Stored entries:
>>>

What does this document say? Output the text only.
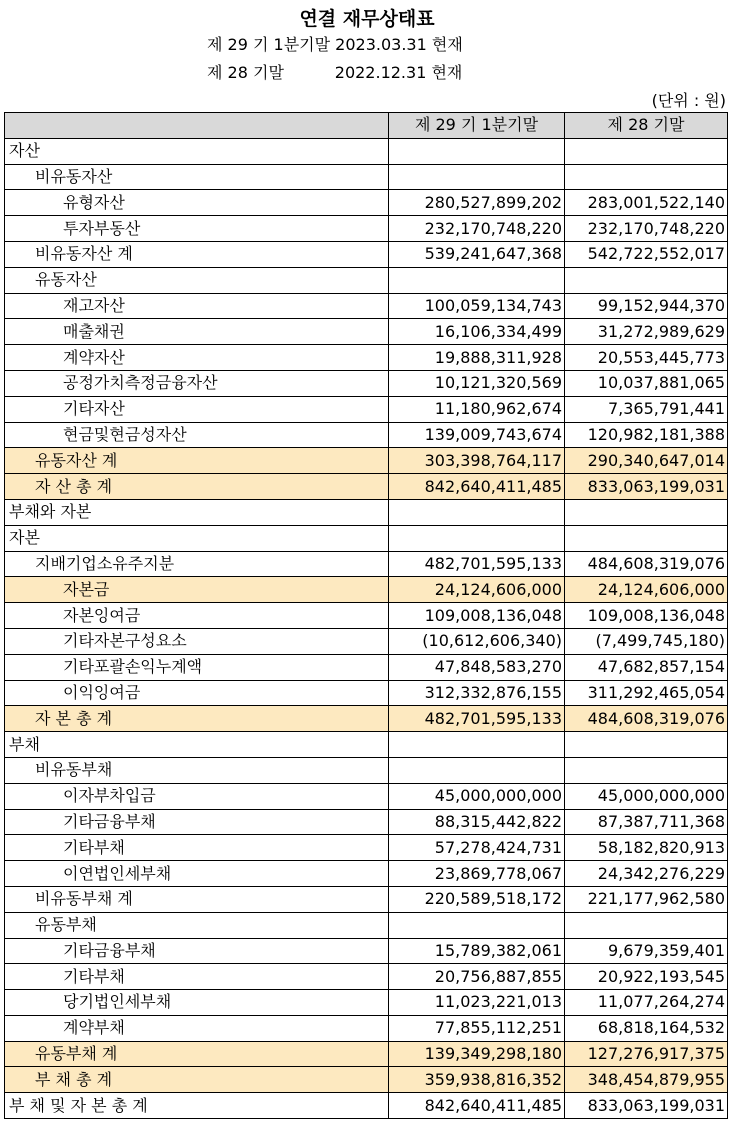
연결 재무상태표
제 29 기 1분기말 2023.03.31 현재
제 28 기말          2022.12.31 현재
(단위 : 원)
	제 29 기 1분기말	제 28 기말
자산		
비유동자산		
유형자산	280,527,899,202	283,001,522,140
투자부동산	232,170,748,220	232,170,748,220
비유동자산 계	539,241,647,368	542,722,552,017
유동자산		
재고자산	100,059,134,743	99,152,944,370
매출채권	16,106,334,499	31,272,989,629
계약자산	19,888,311,928	20,553,445,773
공정가치측정금융자산	10,121,320,569	10,037,881,065
기타자산	11,180,962,674	7,365,791,441
현금및현금성자산	139,009,743,674	120,982,181,388
유동자산 계	303,398,764,117	290,340,647,014
자 산 총 계	842,640,411,485	833,063,199,031
부채와 자본		
자본		
지배기업소유주지분	482,701,595,133	484,608,319,076
자본금	24,124,606,000	24,124,606,000
자본잉여금	109,008,136,048	109,008,136,048
기타자본구성요소	(10,612,606,340)	(7,499,745,180)
기타포괄손익누계액	47,848,583,270	47,682,857,154
이익잉여금	312,332,876,155	311,292,465,054
자 본 총 계	482,701,595,133	484,608,319,076
부채		
비유동부채		
이자부차입금	45,000,000,000	45,000,000,000
기타금융부채	88,315,442,822	87,387,711,368
기타부채	57,278,424,731	58,182,820,913
이연법인세부채	23,869,778,067	24,342,276,229
비유동부채 계	220,589,518,172	221,177,962,580
유동부채		
기타금융부채	15,789,382,061	9,679,359,401
기타부채	20,756,887,855	20,922,193,545
당기법인세부채	11,023,221,013	11,077,264,274
계약부채	77,855,112,251	68,818,164,532
유동부채 계	139,349,298,180	127,276,917,375
부 채 총 계	359,938,816,352	348,454,879,955
부 채 및 자 본 총 계	842,640,411,485	833,063,199,031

<<<

Pick each line holding the word "비유동부채" out of the listing.

비유동부채		
비유동부채 계	220,589,518,172	221,177,962,580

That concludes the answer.